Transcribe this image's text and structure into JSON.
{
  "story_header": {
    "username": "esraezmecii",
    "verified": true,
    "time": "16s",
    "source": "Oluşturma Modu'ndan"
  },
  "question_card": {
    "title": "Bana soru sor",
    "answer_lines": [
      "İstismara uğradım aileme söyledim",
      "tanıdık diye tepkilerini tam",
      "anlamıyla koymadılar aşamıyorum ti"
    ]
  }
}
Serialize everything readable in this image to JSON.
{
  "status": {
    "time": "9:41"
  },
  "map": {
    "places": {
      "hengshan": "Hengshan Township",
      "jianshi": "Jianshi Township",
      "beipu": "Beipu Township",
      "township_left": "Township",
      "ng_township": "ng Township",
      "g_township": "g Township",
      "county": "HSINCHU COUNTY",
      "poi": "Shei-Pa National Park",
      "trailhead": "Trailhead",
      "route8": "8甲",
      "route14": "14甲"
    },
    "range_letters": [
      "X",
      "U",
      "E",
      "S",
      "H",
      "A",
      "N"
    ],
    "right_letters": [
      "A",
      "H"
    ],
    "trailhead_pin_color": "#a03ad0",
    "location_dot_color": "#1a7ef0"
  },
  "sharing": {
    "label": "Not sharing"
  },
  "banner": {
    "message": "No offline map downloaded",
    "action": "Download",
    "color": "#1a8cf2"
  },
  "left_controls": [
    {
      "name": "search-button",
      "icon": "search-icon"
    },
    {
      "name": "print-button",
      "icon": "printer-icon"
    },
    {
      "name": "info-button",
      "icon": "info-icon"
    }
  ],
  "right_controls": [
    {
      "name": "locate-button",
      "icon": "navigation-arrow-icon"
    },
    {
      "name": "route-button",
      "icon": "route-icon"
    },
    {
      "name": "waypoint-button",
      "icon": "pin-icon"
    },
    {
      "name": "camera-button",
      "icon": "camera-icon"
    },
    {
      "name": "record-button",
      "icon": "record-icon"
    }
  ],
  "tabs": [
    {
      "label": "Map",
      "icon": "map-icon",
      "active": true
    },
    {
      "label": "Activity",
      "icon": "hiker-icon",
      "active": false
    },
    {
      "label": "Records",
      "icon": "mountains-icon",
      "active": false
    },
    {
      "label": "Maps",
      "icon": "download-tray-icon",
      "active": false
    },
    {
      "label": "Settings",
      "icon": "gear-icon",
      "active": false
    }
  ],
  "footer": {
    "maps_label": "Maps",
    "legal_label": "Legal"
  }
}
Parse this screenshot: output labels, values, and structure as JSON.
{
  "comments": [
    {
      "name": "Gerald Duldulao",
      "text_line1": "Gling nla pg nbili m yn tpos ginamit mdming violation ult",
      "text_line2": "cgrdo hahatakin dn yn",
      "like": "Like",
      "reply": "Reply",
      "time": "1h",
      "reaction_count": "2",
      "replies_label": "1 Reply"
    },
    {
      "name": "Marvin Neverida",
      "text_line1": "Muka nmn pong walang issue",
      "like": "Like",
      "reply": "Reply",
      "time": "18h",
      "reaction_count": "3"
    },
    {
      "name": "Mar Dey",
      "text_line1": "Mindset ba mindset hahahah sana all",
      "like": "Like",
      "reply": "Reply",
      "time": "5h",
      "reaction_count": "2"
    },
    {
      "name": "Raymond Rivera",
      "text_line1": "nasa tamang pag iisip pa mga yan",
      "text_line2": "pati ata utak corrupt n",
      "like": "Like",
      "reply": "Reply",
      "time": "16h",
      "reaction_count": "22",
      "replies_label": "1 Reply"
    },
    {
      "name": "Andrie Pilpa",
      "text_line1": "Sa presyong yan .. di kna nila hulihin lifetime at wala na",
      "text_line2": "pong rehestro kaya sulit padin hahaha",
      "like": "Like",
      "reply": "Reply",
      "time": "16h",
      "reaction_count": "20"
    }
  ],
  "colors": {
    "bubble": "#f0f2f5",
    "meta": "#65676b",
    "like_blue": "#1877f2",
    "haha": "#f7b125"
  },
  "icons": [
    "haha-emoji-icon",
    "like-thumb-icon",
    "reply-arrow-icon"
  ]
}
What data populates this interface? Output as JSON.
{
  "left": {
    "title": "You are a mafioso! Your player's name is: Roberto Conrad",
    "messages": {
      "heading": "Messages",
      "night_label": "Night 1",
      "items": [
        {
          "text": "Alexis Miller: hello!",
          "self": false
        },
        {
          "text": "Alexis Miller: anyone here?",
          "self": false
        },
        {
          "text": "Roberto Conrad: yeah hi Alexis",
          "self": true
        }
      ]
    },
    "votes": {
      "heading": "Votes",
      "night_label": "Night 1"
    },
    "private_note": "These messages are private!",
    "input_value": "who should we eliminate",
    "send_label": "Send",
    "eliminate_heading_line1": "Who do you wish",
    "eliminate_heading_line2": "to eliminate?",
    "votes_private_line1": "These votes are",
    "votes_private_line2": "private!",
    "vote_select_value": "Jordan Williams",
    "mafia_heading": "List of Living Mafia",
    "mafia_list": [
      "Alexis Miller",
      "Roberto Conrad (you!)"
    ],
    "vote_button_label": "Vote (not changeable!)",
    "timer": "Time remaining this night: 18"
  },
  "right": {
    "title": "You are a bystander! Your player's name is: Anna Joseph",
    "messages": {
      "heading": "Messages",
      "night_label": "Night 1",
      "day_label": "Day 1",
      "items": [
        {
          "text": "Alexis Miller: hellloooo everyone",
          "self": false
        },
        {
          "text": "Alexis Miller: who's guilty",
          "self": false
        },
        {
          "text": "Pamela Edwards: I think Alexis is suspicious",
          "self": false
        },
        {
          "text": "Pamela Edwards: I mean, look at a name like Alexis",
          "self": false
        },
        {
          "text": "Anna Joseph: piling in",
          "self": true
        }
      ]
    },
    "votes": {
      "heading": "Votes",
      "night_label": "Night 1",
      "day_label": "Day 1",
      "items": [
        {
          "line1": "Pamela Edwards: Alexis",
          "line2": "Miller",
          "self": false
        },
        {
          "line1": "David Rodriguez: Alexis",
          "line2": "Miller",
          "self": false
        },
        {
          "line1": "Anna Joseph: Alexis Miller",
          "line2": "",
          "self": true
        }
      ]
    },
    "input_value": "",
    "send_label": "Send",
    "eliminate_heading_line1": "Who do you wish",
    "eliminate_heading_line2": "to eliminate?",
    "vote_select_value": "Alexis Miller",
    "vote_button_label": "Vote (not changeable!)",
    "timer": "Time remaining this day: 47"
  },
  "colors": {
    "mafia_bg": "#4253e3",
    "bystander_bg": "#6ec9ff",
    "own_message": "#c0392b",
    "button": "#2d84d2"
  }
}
* * * * * * *
Exercise requirements —
Return what is listed above, exactly and completely.

Solution below —
Transcribe this image's text and structure into JSON.
{
  "story_header": {
    "username": "esraezmecii",
    "verified": true,
    "time": "16s",
    "source": "Oluşturma Modu'ndan"
  },
  "question_card": {
    "title": "Bana soru sor",
    "answer_lines": [
      "İstismara uğradım aileme söyledim",
      "tanıdık diye tepkilerini tam",
      "anlamıyla koymadılar aşamıyorum ti"
    ]
  }
}
Serialize everything readable in this image to JSON.
{
  "status": {
    "time": "9:41"
  },
  "map": {
    "places": {
      "hengshan": "Hengshan Township",
      "jianshi": "Jianshi Township",
      "beipu": "Beipu Township",
      "township_left": "Township",
      "ng_township": "ng Township",
      "g_township": "g Township",
      "county": "HSINCHU COUNTY",
      "poi": "Shei-Pa National Park",
      "trailhead": "Trailhead",
      "route8": "8甲",
      "route14": "14甲"
    },
    "range_letters": [
      "X",
      "U",
      "E",
      "S",
      "H",
      "A",
      "N"
    ],
    "right_letters": [
      "A",
      "H"
    ],
    "trailhead_pin_color": "#a03ad0",
    "location_dot_color": "#1a7ef0"
  },
  "sharing": {
    "label": "Not sharing"
  },
  "banner": {
    "message": "No offline map downloaded",
    "action": "Download",
    "color": "#1a8cf2"
  },
  "left_controls": [
    {
      "name": "search-button",
      "icon": "search-icon"
    },
    {
      "name": "print-button",
      "icon": "printer-icon"
    },
    {
      "name": "info-button",
      "icon": "info-icon"
    }
  ],
  "right_controls": [
    {
      "name": "locate-button",
      "icon": "navigation-arrow-icon"
    },
    {
      "name": "route-button",
      "icon": "route-icon"
    },
    {
      "name": "waypoint-button",
      "icon": "pin-icon"
    },
    {
      "name": "camera-button",
      "icon": "camera-icon"
    },
    {
      "name": "record-button",
      "icon": "record-icon"
    }
  ],
  "tabs": [
    {
      "label": "Map",
      "icon": "map-icon",
      "active": true
    },
    {
      "label": "Activity",
      "icon": "hiker-icon",
      "active": false
    },
    {
      "label": "Records",
      "icon": "mountains-icon",
      "active": false
    },
    {
      "label": "Maps",
      "icon": "download-tray-icon",
      "active": false
    },
    {
      "label": "Settings",
      "icon": "gear-icon",
      "active": false
    }
  ],
  "footer": {
    "maps_label": "Maps",
    "legal_label": "Legal"
  }
}
Parse this screenshot: output labels, values, and structure as JSON.
{
  "comments": [
    {
      "name": "Gerald Duldulao",
      "text_line1": "Gling nla pg nbili m yn tpos ginamit mdming violation ult",
      "text_line2": "cgrdo hahatakin dn yn",
      "like": "Like",
      "reply": "Reply",
      "time": "1h",
      "reaction_count": "2",
      "replies_label": "1 Reply"
    },
    {
      "name": "Marvin Neverida",
      "text_line1": "Muka nmn pong walang issue",
      "like": "Like",
      "reply": "Reply",
      "time": "18h",
      "reaction_count": "3"
    },
    {
      "name": "Mar Dey",
      "text_line1": "Mindset ba mindset hahahah sana all",
      "like": "Like",
      "reply": "Reply",
      "time": "5h",
      "reaction_count": "2"
    },
    {
      "name": "Raymond Rivera",
      "text_line1": "nasa tamang pag iisip pa mga yan",
      "text_line2": "pati ata utak corrupt n",
      "like": "Like",
      "reply": "Reply",
      "time": "16h",
      "reaction_count": "22",
      "replies_label": "1 Reply"
    },
    {
      "name": "Andrie Pilpa",
      "text_line1": "Sa presyong yan .. di kna nila hulihin lifetime at wala na",
      "text_line2": "pong rehestro kaya sulit padin hahaha",
      "like": "Like",
      "reply": "Reply",
      "time": "16h",
      "reaction_count": "20"
    }
  ],
  "colors": {
    "bubble": "#f0f2f5",
    "meta": "#65676b",
    "like_blue": "#1877f2",
    "haha": "#f7b125"
  },
  "icons": [
    "haha-emoji-icon",
    "like-thumb-icon",
    "reply-arrow-icon"
  ]
}
What data populates this interface? Output as JSON.
{
  "left": {
    "title": "You are a mafioso! Your player's name is: Roberto Conrad",
    "messages": {
      "heading": "Messages",
      "night_label": "Night 1",
      "items": [
        {
          "text": "Alexis Miller: hello!",
          "self": false
        },
        {
          "text": "Alexis Miller: anyone here?",
          "self": false
        },
        {
          "text": "Roberto Conrad: yeah hi Alexis",
          "self": true
        }
      ]
    },
    "votes": {
      "heading": "Votes",
      "night_label": "Night 1"
    },
    "private_note": "These messages are private!",
    "input_value": "who should we eliminate",
    "send_label": "Send",
    "eliminate_heading_line1": "Who do you wish",
    "eliminate_heading_line2": "to eliminate?",
    "votes_private_line1": "These votes are",
    "votes_private_line2": "private!",
    "vote_select_value": "Jordan Williams",
    "mafia_heading": "List of Living Mafia",
    "mafia_list": [
      "Alexis Miller",
      "Roberto Conrad (you!)"
    ],
    "vote_button_label": "Vote (not changeable!)",
    "timer": "Time remaining this night: 18"
  },
  "right": {
    "title": "You are a bystander! Your player's name is: Anna Joseph",
    "messages": {
      "heading": "Messages",
      "night_label": "Night 1",
      "day_label": "Day 1",
      "items": [
        {
          "text": "Alexis Miller: hellloooo everyone",
          "self": false
        },
        {
          "text": "Alexis Miller: who's guilty",
          "self": false
        },
        {
          "text": "Pamela Edwards: I think Alexis is suspicious",
          "self": false
        },
        {
          "text": "Pamela Edwards: I mean, look at a name like Alexis",
          "self": false
        },
        {
          "text": "Anna Joseph: piling in",
          "self": true
        }
      ]
    },
    "votes": {
      "heading": "Votes",
      "night_label": "Night 1",
      "day_label": "Day 1",
      "items": [
        {
          "line1": "Pamela Edwards: Alexis",
          "line2": "Miller",
          "self": false
        },
        {
          "line1": "David Rodriguez: Alexis",
          "line2": "Miller",
          "self": false
        },
        {
          "line1": "Anna Joseph: Alexis Miller",
          "line2": "",
          "self": true
        }
      ]
    },
    "input_value": "",
    "send_label": "Send",
    "eliminate_heading_line1": "Who do you wish",
    "eliminate_heading_line2": "to eliminate?",
    "vote_select_value": "Alexis Miller",
    "vote_button_label": "Vote (not changeable!)",
    "timer": "Time remaining this day: 47"
  },
  "colors": {
    "mafia_bg": "#4253e3",
    "bystander_bg": "#6ec9ff",
    "own_message": "#c0392b",
    "button": "#2d84d2"
  }
}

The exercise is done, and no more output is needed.